◆ What needs to be done ◆
Give only the number of lines below that contain the word "Circulars".

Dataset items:
★ ★ ★
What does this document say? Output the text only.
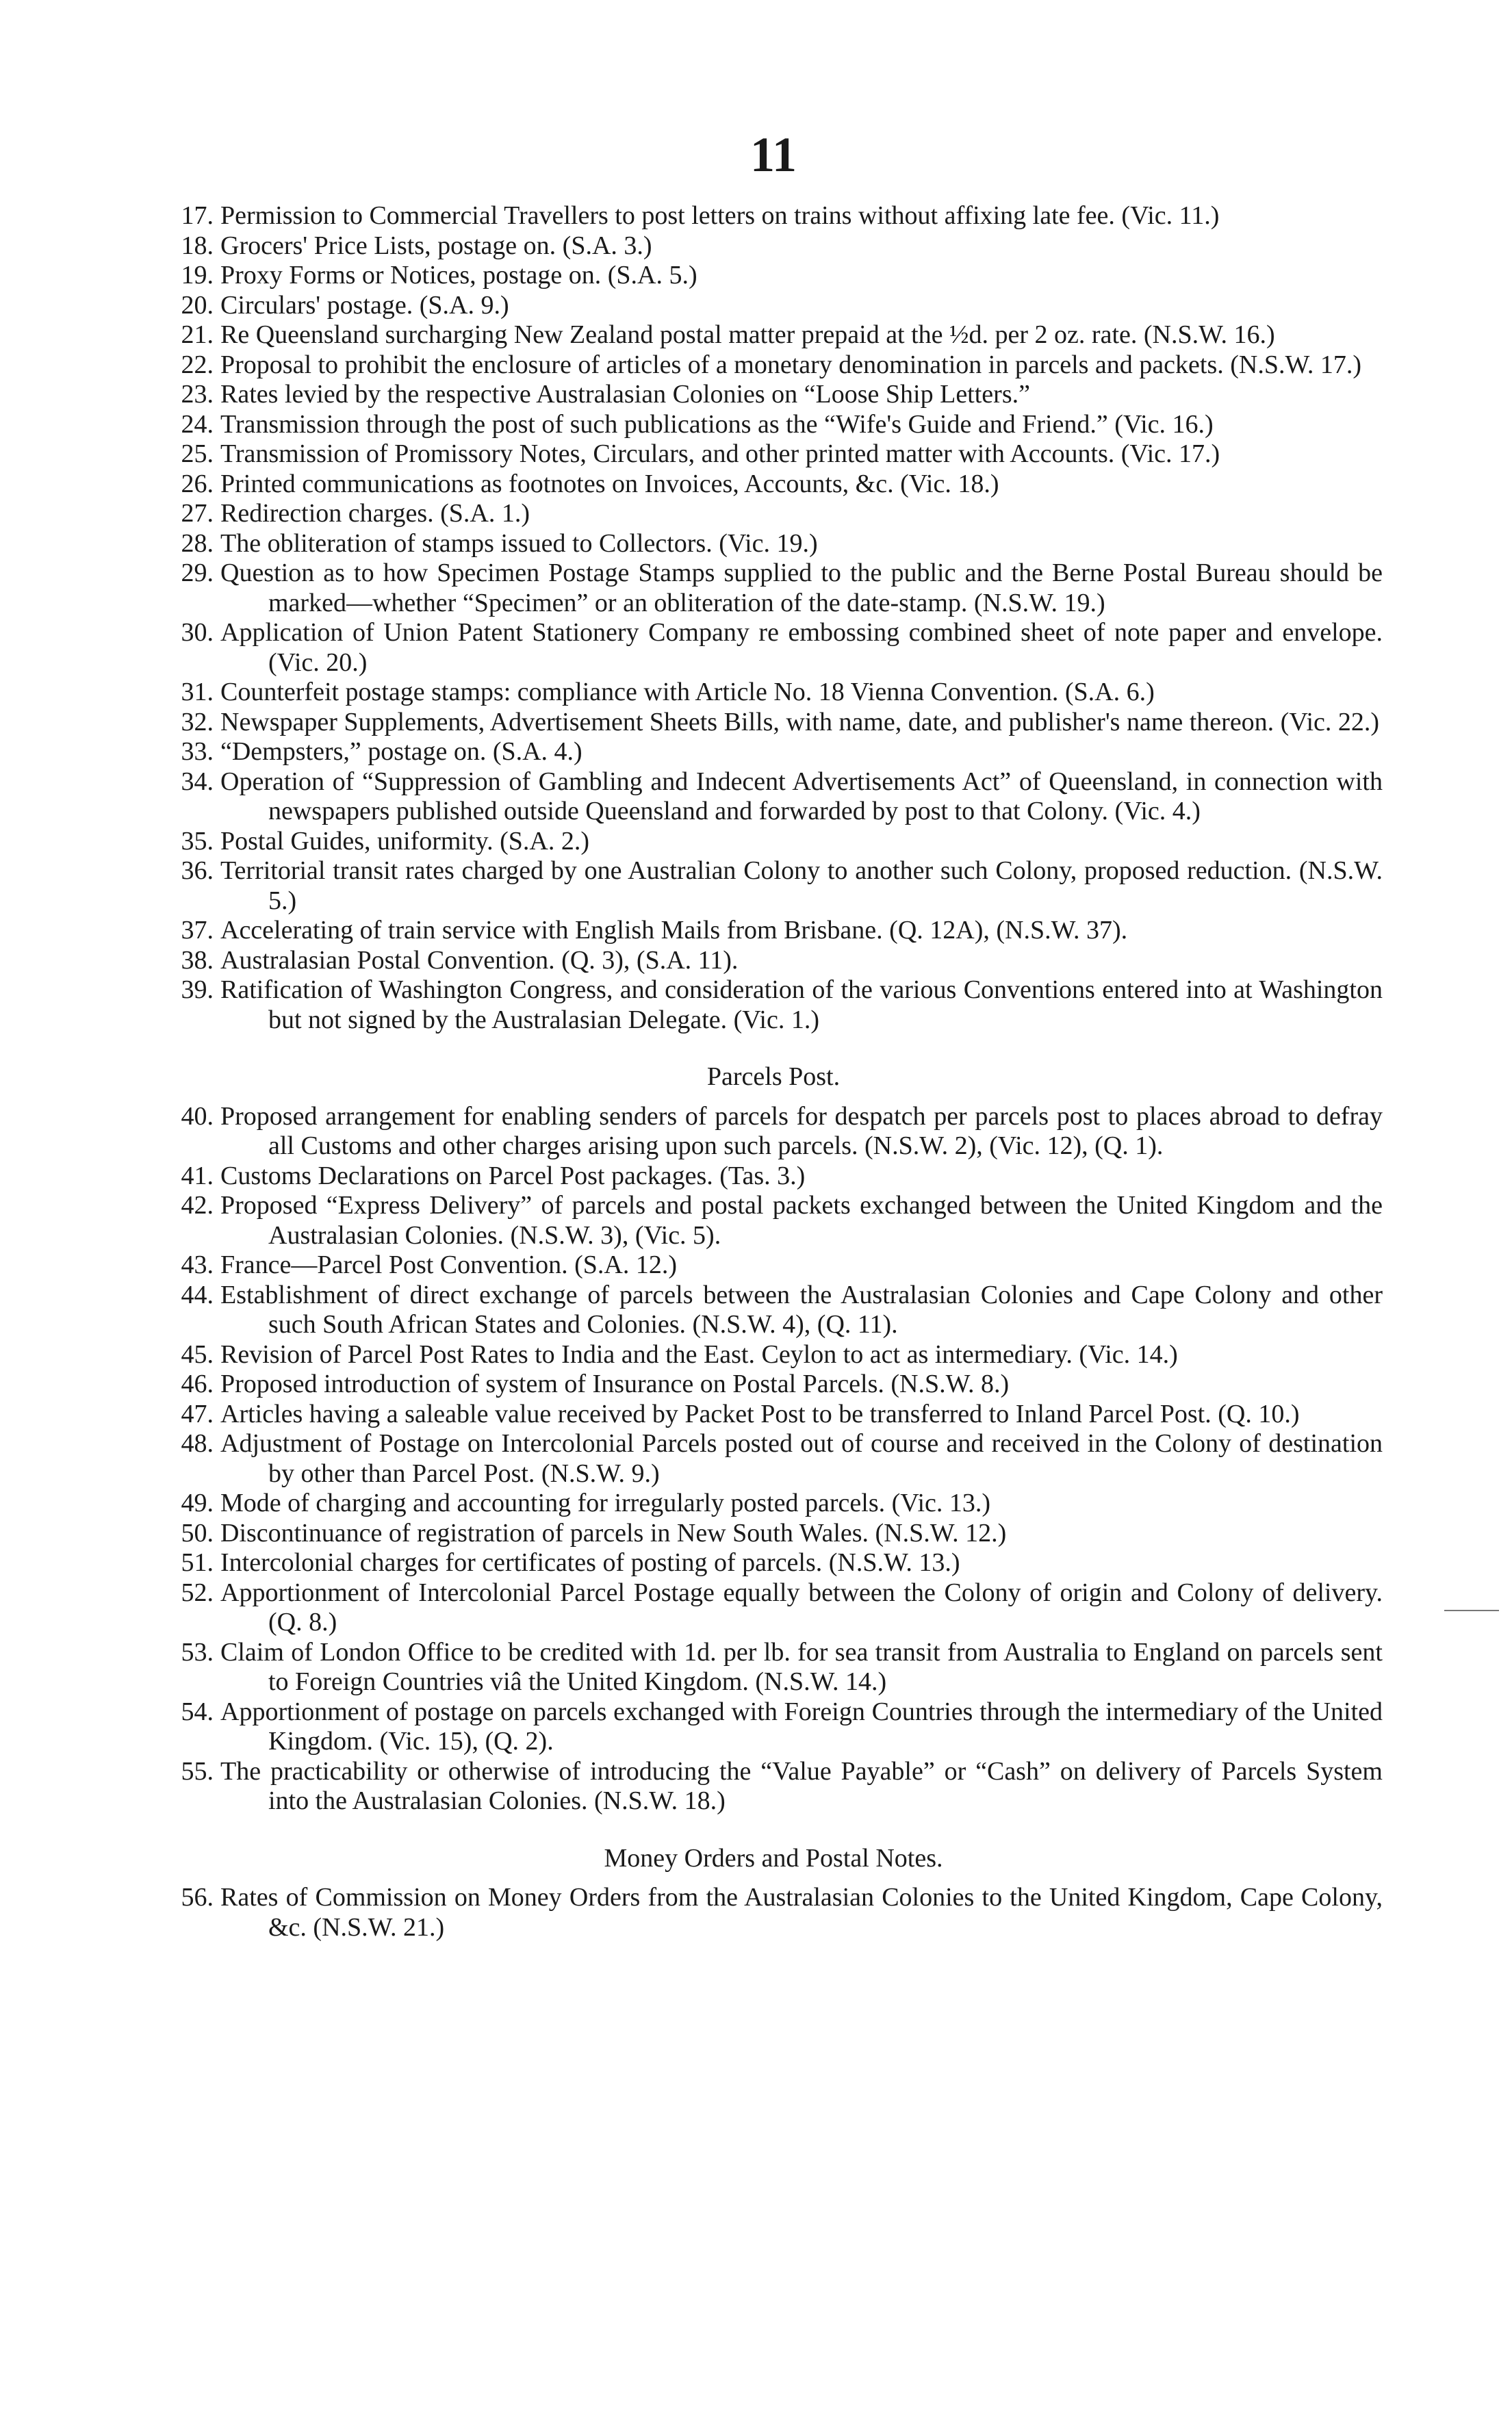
11
17. Permission to Commercial Travellers to post letters on trains without affixing late fee. (Vic. 11.)
18. Grocers' Price Lists, postage on. (S.A. 3.)
19. Proxy Forms or Notices, postage on. (S.A. 5.)
20. Circulars' postage. (S.A. 9.)
21. Re Queensland surcharging New Zealand postal matter prepaid at the ½d. per 2 oz. rate. (N.S.W. 16.)
22. Proposal to prohibit the enclosure of articles of a monetary denomination in parcels and packets. (N.S.W. 17.)
23. Rates levied by the respective Australasian Colonies on “Loose Ship Letters.”
24. Transmission through the post of such publications as the “Wife's Guide and Friend.” (Vic. 16.)
25. Transmission of Promissory Notes, Circulars, and other printed matter with Accounts. (Vic. 17.)
26. Printed communications as footnotes on Invoices, Accounts, &c. (Vic. 18.)
27. Redirection charges. (S.A. 1.)
28. The obliteration of stamps issued to Collectors. (Vic. 19.)
29. Question as to how Specimen Postage Stamps supplied to the public and the Berne Postal Bureau should be marked—whether “Specimen” or an obliteration of the date-stamp. (N.S.W. 19.)
30. Application of Union Patent Stationery Company re embossing combined sheet of note paper and envelope. (Vic. 20.)
31. Counterfeit postage stamps: compliance with Article No. 18 Vienna Convention. (S.A. 6.)
32. Newspaper Supplements, Advertisement Sheets Bills, with name, date, and publisher's name thereon. (Vic. 22.)
33. “Dempsters,” postage on. (S.A. 4.)
34. Operation of “Suppression of Gambling and Indecent Advertisements Act” of Queensland, in connection with newspapers published outside Queensland and forwarded by post to that Colony. (Vic. 4.)
35. Postal Guides, uniformity. (S.A. 2.)
36. Territorial transit rates charged by one Australian Colony to another such Colony, proposed reduction. (N.S.W. 5.)
37. Accelerating of train service with English Mails from Brisbane. (Q. 12A), (N.S.W. 37).
38. Australasian Postal Convention. (Q. 3), (S.A. 11).
39. Ratification of Washington Congress, and consideration of the various Conventions entered into at Washington but not signed by the Australasian Delegate. (Vic. 1.)
Parcels Post.
40. Proposed arrangement for enabling senders of parcels for despatch per parcels post to places abroad to defray all Customs and other charges arising upon such parcels. (N.S.W. 2), (Vic. 12), (Q. 1).
41. Customs Declarations on Parcel Post packages. (Tas. 3.)
42. Proposed “Express Delivery” of parcels and postal packets exchanged between the United Kingdom and the Australasian Colonies. (N.S.W. 3), (Vic. 5).
43. France—Parcel Post Convention. (S.A. 12.)
44. Establishment of direct exchange of parcels between the Australasian Colonies and Cape Colony and other such South African States and Colonies. (N.S.W. 4), (Q. 11).
45. Revision of Parcel Post Rates to India and the East. Ceylon to act as intermediary. (Vic. 14.)
46. Proposed introduction of system of Insurance on Postal Parcels. (N.S.W. 8.)
47. Articles having a saleable value received by Packet Post to be transferred to Inland Parcel Post. (Q. 10.)
48. Adjustment of Postage on Intercolonial Parcels posted out of course and received in the Colony of destination by other than Parcel Post. (N.S.W. 9.)
49. Mode of charging and accounting for irregularly posted parcels. (Vic. 13.)
50. Discontinuance of registration of parcels in New South Wales. (N.S.W. 12.)
51. Intercolonial charges for certificates of posting of parcels. (N.S.W. 13.)
52. Apportionment of Intercolonial Parcel Postage equally between the Colony of origin and Colony of delivery. (Q. 8.)
53. Claim of London Office to be credited with 1d. per lb. for sea transit from Australia to England on parcels sent to Foreign Countries viâ the United Kingdom. (N.S.W. 14.)
54. Apportionment of postage on parcels exchanged with Foreign Countries through the intermediary of the United Kingdom. (Vic. 15), (Q. 2).
55. The practicability or otherwise of introducing the “Value Payable” or “Cash” on delivery of Parcels System into the Australasian Colonies. (N.S.W. 18.)
Money Orders and Postal Notes.
56. Rates of Commission on Money Orders from the Australasian Colonies to the United Kingdom, Cape Colony, &c. (N.S.W. 21.)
★ ★ ★
◆ Solution for this exercise ◆
2